**REQUIREMENTS**
What is the count of lines that hold the word "google"? Give only the number.

**MATERIAL SHOWN**
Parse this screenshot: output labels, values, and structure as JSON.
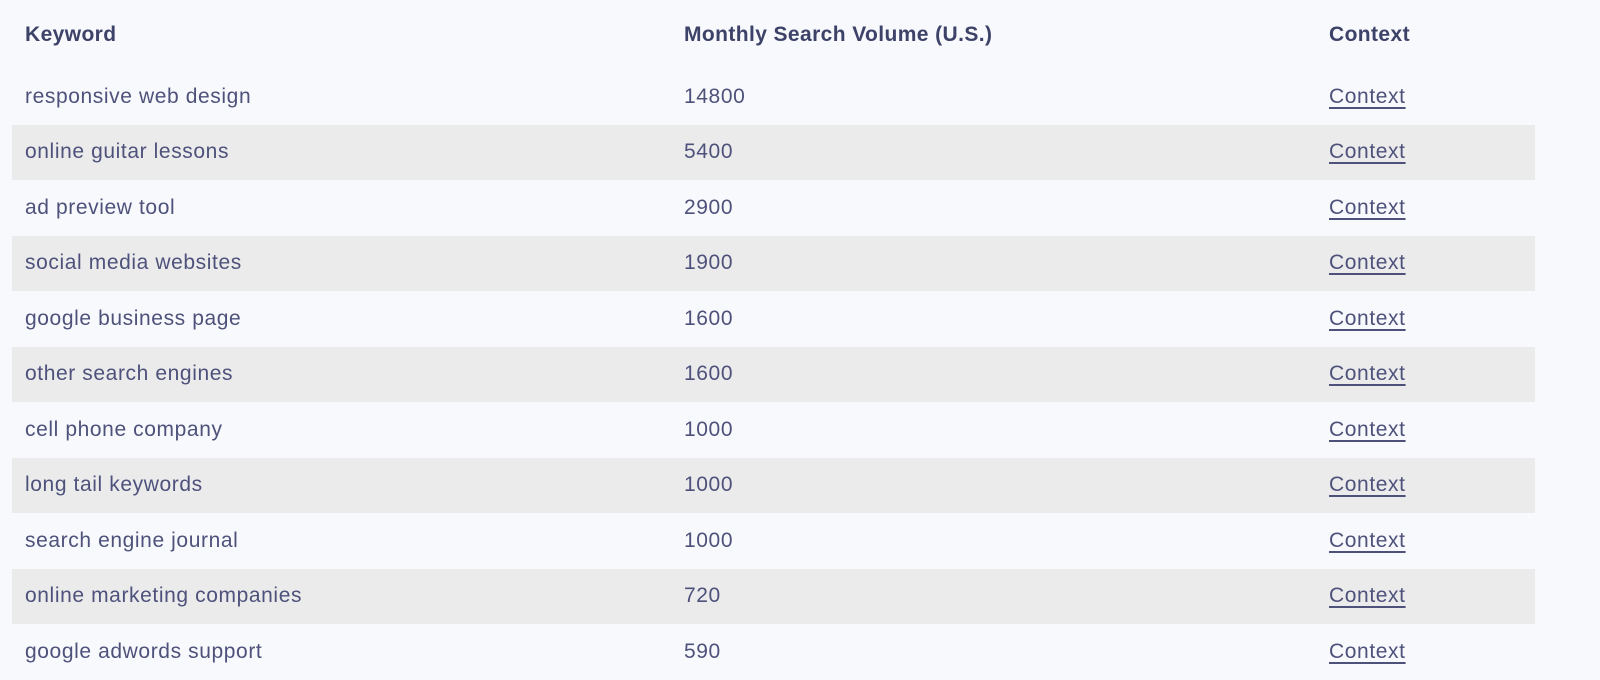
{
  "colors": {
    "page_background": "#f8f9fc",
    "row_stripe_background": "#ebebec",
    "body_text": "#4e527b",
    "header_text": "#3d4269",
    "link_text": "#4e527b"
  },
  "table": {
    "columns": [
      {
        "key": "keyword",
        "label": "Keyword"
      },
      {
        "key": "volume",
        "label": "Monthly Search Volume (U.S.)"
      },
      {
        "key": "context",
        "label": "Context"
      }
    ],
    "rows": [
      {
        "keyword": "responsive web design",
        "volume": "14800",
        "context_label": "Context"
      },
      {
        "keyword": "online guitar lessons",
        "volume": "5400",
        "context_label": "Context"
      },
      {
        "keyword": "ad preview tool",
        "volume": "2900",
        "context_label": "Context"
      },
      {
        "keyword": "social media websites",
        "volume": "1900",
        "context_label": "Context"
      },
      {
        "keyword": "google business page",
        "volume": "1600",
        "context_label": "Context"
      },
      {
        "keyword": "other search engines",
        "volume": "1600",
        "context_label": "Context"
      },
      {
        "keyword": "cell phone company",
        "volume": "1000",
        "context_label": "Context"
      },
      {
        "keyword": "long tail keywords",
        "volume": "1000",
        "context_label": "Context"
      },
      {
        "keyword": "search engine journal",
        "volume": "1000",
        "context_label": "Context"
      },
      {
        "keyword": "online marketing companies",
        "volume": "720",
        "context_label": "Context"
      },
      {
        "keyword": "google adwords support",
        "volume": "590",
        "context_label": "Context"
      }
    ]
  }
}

**COMPLETE ANSWER**
2